◆ **Data section**:
════
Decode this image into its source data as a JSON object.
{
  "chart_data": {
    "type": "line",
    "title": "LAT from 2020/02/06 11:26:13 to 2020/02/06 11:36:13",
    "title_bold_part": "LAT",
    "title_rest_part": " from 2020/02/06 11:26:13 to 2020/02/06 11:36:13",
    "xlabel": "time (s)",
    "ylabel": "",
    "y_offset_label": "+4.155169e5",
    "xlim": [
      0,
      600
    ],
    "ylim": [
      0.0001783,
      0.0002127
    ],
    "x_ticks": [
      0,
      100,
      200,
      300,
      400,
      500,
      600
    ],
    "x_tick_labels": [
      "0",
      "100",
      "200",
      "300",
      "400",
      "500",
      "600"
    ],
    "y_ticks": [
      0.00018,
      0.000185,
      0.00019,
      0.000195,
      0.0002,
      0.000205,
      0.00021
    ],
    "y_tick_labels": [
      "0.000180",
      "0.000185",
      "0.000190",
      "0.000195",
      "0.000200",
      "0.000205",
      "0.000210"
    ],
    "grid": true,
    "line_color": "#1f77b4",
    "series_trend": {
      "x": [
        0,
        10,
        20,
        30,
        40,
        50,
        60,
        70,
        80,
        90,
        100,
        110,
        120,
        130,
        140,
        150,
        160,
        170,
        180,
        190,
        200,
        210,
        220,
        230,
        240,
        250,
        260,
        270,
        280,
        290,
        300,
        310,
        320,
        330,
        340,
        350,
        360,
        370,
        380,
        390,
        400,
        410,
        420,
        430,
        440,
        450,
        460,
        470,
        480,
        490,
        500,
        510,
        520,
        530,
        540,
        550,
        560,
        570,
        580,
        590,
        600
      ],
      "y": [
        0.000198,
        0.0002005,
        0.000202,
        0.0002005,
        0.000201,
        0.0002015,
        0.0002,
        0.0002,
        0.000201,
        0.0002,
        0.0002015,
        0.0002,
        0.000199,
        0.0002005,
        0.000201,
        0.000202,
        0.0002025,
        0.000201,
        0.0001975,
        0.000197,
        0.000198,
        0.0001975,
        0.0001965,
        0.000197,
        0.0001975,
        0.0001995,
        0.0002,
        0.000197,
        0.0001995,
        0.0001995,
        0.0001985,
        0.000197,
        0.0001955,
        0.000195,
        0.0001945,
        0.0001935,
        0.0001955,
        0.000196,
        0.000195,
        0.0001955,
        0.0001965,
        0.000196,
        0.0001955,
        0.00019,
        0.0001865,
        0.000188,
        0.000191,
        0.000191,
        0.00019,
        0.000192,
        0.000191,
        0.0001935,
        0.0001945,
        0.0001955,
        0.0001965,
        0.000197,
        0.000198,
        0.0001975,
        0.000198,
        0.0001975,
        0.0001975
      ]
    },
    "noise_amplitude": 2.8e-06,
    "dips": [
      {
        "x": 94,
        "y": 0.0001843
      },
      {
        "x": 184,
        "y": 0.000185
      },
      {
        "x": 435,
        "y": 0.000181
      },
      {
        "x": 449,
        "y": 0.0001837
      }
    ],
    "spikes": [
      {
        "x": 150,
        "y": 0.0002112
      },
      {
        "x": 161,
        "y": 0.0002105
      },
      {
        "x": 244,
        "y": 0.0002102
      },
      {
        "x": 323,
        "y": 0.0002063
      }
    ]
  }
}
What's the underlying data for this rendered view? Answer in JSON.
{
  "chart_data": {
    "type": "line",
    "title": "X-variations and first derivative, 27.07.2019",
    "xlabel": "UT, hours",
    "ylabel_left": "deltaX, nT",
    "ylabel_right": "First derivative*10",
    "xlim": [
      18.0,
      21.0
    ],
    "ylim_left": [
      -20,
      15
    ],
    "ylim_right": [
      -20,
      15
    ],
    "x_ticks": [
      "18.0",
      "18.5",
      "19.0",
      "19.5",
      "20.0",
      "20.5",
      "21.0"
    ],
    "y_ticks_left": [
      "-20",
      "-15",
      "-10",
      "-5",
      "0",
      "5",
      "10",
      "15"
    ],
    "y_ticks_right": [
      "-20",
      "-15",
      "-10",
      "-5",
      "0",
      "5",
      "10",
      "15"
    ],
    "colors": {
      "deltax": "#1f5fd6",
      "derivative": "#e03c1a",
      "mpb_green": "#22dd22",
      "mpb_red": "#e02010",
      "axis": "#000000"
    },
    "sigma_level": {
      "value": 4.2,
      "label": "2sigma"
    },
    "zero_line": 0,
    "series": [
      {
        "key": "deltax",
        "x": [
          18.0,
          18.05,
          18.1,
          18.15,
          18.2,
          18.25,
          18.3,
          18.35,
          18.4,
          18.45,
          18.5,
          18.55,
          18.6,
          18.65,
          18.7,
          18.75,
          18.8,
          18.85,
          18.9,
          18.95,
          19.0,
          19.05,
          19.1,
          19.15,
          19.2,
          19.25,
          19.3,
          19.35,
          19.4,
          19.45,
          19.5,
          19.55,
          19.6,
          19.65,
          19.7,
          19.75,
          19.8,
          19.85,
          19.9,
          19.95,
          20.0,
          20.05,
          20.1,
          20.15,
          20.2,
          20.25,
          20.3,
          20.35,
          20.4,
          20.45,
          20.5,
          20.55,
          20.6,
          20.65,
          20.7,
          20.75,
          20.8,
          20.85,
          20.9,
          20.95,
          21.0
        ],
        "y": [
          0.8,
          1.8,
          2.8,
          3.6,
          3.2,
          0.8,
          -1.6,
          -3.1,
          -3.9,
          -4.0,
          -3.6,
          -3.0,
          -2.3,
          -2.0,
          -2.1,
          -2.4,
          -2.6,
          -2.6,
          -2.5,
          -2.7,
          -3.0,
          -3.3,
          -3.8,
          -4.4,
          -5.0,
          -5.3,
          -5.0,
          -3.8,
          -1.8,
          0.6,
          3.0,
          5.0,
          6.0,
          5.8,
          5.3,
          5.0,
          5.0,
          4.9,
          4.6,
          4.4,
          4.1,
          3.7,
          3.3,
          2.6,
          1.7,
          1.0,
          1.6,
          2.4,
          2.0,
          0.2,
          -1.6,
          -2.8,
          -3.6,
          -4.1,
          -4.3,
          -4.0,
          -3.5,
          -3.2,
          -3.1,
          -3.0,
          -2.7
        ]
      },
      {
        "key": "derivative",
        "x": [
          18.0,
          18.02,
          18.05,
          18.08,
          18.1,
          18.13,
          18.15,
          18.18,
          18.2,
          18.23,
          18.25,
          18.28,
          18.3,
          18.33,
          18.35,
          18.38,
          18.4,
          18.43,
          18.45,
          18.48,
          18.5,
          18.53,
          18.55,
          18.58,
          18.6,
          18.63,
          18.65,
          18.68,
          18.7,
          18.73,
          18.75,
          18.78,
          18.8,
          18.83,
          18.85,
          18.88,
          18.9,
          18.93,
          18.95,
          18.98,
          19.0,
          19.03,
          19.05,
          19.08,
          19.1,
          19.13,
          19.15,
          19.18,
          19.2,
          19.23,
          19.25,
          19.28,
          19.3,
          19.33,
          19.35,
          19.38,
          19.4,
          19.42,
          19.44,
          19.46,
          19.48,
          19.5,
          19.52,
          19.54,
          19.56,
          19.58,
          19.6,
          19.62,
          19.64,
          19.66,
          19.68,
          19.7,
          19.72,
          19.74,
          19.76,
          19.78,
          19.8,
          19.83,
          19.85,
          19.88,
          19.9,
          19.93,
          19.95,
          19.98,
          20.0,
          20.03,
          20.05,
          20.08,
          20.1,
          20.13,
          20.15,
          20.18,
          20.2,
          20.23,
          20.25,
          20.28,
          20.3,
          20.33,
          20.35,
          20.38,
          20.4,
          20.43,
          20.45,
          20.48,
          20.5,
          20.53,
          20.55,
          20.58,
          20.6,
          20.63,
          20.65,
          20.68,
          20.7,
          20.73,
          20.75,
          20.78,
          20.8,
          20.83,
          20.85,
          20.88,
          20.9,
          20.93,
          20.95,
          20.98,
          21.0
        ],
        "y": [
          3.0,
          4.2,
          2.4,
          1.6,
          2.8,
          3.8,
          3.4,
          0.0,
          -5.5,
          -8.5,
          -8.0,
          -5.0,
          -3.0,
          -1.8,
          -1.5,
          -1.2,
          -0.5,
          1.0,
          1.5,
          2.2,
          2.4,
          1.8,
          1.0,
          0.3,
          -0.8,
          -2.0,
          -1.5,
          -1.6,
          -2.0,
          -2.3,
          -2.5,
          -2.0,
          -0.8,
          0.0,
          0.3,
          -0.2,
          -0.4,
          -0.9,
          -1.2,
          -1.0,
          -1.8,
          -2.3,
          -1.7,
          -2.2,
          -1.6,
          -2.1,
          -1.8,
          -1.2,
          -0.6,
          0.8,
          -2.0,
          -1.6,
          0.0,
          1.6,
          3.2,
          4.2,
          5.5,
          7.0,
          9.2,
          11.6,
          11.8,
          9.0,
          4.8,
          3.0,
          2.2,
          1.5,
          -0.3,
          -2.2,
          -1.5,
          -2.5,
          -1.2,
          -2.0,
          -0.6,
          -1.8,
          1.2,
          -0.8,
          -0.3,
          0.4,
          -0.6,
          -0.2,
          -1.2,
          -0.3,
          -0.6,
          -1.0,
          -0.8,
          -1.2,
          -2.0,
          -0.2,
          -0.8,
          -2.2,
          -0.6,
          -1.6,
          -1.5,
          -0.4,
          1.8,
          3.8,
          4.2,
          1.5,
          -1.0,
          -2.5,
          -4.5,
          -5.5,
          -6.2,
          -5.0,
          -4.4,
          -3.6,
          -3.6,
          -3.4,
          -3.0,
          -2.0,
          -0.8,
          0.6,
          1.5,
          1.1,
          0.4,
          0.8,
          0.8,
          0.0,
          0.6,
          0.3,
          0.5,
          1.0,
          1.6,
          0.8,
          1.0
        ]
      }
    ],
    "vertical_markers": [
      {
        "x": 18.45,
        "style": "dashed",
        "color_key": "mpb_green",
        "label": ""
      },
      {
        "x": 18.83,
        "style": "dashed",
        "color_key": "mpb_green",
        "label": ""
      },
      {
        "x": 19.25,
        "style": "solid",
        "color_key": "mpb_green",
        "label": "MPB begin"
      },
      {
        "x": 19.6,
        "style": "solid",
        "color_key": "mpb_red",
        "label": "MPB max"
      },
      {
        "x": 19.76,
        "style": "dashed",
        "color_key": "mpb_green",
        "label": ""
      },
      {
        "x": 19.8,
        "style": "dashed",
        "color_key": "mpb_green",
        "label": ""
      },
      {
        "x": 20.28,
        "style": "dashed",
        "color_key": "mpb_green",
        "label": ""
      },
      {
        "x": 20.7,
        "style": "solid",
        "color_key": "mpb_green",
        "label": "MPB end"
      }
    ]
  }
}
════
◆ **Goal of the exercise**: Of the lines above, copy each that contains "this".

◆ **Complete output**:
Decode this image into its source data as a JSON object.
What's the underlying data for this rendered view? Answer in JSON.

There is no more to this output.